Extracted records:
+++

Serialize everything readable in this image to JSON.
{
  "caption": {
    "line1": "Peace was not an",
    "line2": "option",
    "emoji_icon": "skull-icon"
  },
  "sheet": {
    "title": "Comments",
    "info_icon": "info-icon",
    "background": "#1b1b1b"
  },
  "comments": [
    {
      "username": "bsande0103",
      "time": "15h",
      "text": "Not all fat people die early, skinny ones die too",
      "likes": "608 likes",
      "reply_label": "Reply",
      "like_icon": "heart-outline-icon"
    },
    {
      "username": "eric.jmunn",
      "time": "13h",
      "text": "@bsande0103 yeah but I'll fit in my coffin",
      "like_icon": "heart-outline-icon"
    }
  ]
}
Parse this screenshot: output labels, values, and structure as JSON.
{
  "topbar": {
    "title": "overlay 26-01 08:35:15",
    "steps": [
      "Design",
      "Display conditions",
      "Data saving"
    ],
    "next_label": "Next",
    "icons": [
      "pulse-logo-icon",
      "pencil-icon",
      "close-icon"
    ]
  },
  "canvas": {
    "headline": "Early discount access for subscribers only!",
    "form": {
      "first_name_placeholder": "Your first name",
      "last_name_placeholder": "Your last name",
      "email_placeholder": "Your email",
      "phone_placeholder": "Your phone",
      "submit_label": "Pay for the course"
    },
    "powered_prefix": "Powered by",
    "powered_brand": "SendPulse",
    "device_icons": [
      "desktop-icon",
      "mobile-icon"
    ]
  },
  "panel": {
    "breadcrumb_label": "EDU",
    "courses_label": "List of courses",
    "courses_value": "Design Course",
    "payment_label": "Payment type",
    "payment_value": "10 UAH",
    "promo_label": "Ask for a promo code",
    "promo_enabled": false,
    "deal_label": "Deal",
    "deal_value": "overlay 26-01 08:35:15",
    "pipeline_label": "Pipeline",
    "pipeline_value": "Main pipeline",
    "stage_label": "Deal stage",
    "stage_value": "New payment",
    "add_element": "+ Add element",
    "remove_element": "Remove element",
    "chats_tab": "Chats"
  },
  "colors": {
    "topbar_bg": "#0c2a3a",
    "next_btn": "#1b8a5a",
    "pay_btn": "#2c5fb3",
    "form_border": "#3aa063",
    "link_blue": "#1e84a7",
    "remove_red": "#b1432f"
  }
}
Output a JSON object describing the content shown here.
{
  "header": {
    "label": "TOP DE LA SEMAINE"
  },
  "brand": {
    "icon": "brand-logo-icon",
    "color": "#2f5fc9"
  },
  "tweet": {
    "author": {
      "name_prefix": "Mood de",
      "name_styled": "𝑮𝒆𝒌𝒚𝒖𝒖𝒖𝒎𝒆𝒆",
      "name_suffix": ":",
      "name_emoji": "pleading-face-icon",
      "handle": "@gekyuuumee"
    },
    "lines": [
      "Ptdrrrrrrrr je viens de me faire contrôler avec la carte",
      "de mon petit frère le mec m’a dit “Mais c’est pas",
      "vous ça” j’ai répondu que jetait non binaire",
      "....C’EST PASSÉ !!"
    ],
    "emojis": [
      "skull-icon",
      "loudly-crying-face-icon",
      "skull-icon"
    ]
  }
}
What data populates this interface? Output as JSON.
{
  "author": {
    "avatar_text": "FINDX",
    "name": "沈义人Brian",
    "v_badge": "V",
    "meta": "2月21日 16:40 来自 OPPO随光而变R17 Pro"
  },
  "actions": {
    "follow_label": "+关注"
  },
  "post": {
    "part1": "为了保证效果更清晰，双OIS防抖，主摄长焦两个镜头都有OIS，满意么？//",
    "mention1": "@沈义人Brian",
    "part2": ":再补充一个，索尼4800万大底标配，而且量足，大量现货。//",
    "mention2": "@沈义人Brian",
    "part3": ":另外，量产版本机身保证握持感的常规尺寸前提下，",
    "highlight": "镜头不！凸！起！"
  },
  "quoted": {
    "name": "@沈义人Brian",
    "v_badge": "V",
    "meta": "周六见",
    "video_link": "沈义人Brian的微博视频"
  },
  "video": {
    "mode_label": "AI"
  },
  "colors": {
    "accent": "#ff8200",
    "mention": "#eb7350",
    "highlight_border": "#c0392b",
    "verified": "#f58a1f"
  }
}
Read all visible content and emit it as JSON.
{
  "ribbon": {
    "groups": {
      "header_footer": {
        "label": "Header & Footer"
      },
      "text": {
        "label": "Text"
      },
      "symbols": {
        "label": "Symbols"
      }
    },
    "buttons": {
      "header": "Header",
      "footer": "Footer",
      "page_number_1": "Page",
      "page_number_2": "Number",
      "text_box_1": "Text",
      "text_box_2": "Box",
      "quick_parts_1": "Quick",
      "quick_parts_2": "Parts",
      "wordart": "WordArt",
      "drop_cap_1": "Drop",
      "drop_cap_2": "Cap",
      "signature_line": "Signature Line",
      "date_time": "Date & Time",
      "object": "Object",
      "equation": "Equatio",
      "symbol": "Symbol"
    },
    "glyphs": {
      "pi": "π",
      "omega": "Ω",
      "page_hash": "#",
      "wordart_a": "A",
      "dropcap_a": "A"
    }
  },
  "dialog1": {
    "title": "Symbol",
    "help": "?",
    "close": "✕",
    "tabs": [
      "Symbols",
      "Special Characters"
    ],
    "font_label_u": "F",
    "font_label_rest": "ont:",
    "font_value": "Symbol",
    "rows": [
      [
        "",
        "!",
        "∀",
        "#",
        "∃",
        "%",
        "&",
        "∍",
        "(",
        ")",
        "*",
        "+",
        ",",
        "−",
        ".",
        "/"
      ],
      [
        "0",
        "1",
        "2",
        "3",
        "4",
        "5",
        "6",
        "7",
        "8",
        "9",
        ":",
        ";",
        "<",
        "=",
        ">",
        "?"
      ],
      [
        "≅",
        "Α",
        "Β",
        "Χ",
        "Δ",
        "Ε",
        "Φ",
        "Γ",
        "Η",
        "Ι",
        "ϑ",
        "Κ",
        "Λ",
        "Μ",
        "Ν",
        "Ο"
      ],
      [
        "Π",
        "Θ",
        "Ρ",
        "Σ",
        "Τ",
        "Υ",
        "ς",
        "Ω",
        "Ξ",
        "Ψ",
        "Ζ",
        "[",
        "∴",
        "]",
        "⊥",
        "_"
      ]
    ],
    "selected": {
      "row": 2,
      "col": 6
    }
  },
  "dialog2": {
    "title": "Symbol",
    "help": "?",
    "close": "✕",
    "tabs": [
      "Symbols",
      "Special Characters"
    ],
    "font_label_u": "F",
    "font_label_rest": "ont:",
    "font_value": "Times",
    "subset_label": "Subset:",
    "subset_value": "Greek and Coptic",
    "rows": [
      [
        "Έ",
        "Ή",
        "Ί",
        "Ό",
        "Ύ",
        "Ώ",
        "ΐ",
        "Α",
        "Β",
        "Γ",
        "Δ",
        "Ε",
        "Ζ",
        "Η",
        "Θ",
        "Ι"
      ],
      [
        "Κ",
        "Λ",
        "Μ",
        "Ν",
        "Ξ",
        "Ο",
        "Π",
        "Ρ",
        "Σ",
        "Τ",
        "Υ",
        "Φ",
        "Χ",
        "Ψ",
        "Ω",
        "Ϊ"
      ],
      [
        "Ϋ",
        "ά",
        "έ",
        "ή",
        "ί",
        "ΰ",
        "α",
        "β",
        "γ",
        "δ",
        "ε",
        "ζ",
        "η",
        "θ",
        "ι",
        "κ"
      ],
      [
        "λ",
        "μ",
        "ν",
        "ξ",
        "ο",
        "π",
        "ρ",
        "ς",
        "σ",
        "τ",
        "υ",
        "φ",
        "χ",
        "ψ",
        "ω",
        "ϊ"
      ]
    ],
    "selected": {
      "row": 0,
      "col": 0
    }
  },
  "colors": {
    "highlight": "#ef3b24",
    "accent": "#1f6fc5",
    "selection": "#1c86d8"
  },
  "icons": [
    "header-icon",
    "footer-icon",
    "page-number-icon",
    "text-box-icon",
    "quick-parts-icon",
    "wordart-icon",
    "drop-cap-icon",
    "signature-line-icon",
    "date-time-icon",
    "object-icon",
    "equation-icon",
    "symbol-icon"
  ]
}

+++

- Instructions to follow: Pull out every line containing "JSON".

- Solution to this problem:
Serialize everything readable in this image to JSON.
Parse this screenshot: output labels, values, and structure as JSON.
Output a JSON object describing the content shown here.
What data populates this interface? Output as JSON.
Read all visible content and emit it as JSON.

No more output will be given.